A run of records
########################################
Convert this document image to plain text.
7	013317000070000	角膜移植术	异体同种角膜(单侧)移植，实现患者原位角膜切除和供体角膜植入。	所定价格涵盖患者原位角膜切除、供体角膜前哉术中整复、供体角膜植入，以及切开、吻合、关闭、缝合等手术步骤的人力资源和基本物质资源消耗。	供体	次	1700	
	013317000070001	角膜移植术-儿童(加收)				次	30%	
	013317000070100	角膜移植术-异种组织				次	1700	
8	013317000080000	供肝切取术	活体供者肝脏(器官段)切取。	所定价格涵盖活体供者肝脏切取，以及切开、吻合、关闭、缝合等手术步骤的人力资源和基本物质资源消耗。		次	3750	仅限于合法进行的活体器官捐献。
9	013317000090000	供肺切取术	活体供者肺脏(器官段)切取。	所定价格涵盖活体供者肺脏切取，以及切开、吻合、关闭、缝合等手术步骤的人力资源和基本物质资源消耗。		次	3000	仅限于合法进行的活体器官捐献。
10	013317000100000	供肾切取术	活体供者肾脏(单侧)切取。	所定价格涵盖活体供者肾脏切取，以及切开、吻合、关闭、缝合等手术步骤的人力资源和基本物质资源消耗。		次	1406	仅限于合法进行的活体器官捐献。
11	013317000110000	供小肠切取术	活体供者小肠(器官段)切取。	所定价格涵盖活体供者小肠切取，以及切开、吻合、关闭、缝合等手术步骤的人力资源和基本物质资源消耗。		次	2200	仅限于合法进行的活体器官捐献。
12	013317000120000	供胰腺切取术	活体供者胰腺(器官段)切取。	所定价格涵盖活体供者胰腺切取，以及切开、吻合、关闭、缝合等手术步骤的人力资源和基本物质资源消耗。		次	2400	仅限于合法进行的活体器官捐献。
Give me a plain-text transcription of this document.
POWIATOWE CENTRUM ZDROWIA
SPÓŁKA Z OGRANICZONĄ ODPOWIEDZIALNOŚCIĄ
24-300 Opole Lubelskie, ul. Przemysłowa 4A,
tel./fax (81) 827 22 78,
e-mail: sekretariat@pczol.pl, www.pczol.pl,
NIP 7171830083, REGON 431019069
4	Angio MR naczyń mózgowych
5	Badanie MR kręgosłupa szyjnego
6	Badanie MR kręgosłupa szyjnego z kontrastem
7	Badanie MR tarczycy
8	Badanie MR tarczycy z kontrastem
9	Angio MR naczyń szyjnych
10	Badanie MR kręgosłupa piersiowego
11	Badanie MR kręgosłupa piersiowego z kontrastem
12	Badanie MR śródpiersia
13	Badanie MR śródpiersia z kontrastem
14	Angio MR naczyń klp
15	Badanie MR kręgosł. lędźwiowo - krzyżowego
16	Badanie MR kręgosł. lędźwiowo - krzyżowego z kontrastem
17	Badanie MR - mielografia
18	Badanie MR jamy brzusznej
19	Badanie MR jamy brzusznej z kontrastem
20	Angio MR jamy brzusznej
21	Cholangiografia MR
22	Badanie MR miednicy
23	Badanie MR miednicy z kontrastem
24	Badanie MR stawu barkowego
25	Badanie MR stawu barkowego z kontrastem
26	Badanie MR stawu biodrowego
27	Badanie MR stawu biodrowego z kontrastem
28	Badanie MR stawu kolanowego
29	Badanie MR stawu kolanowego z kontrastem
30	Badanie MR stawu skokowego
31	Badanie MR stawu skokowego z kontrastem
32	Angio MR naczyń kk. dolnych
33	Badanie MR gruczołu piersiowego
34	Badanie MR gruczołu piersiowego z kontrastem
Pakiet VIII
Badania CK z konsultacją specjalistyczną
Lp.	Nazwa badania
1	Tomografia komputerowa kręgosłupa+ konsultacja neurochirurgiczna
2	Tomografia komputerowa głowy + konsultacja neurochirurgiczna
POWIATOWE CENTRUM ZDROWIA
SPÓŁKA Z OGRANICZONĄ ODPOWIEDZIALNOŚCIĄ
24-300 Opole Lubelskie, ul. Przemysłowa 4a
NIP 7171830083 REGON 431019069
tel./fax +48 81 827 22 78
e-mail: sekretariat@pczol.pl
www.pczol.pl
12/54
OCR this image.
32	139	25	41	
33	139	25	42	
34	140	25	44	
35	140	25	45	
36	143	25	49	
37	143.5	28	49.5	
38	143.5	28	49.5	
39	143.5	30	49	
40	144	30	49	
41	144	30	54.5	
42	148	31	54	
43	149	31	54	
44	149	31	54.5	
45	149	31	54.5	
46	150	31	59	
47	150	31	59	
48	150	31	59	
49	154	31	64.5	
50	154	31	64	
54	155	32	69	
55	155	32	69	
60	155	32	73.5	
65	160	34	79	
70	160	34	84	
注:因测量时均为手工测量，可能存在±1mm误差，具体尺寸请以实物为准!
########################################
▸ WHAT IS EXPECTED:
Give nothing but the number of lines containing the string "tarczycy".

▸ THE OUTPUT:
2